> _What is needed_
Repeat the records verbatim and leave the pictures out of your copy.

> _Dataset records_
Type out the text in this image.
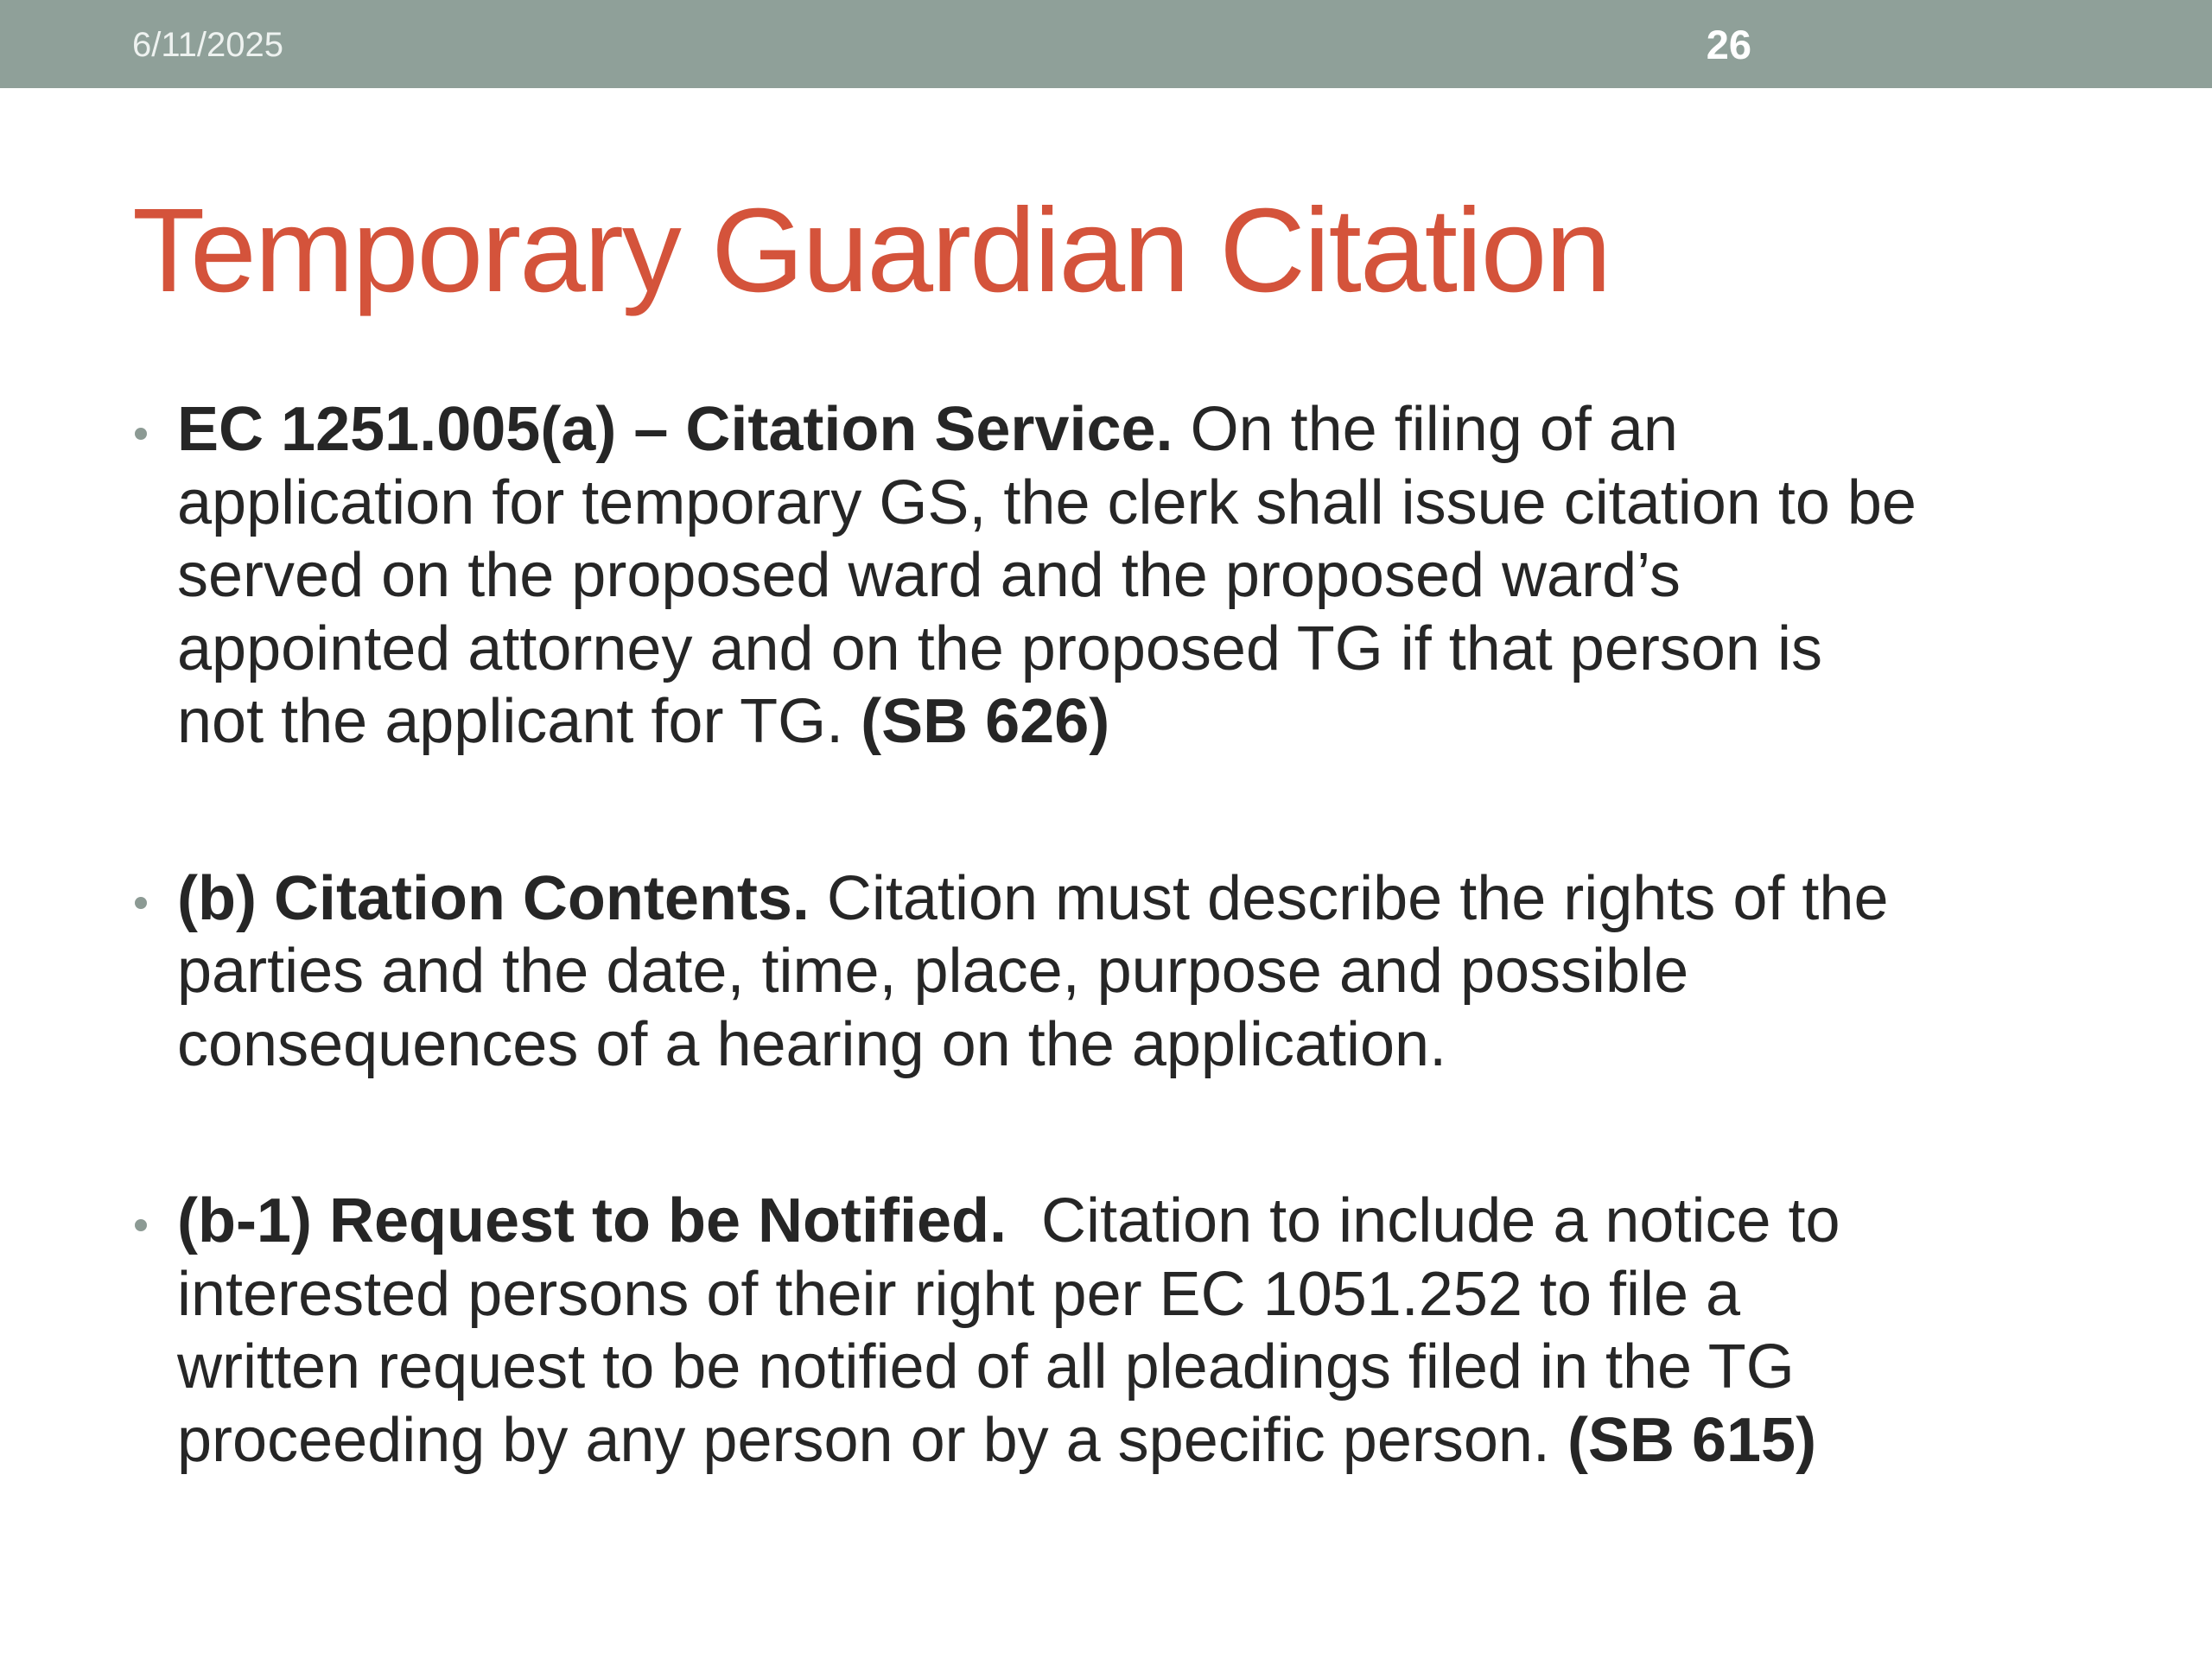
6/11/2025	26
Temporary Guardian Citation
EC 1251.005(a) – Citation Service. On the filing of an
application for temporary GS, the clerk shall issue citation to be
served on the proposed ward and the proposed ward’s
appointed attorney and on the proposed TG if that person is
not the applicant for TG. (SB 626)
(b) Citation Contents. Citation must describe the rights of the
parties and the date, time, place, purpose and possible
consequences of a hearing on the application.
(b-1) Request to be Notified.  Citation to include a notice to
interested persons of their right per EC 1051.252 to file a
written request to be notified of all pleadings filed in the TG
proceeding by any person or by a specific person. (SB 615)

> _Output_
Type out the text in this image.
6/11/2025	26
Temporary Guardian Citation
EC 1251.005(a) – Citation Service. On the filing of an
application for temporary GS, the clerk shall issue citation to be
served on the proposed ward and the proposed ward’s
appointed attorney and on the proposed TG if that person is
not the applicant for TG. (SB 626)
(b) Citation Contents. Citation must describe the rights of the
parties and the date, time, place, purpose and possible
consequences of a hearing on the application.
(b-1) Request to be Notified.  Citation to include a notice to
interested persons of their right per EC 1051.252 to file a
written request to be notified of all pleadings filed in the TG
proceeding by any person or by a specific person. (SB 615)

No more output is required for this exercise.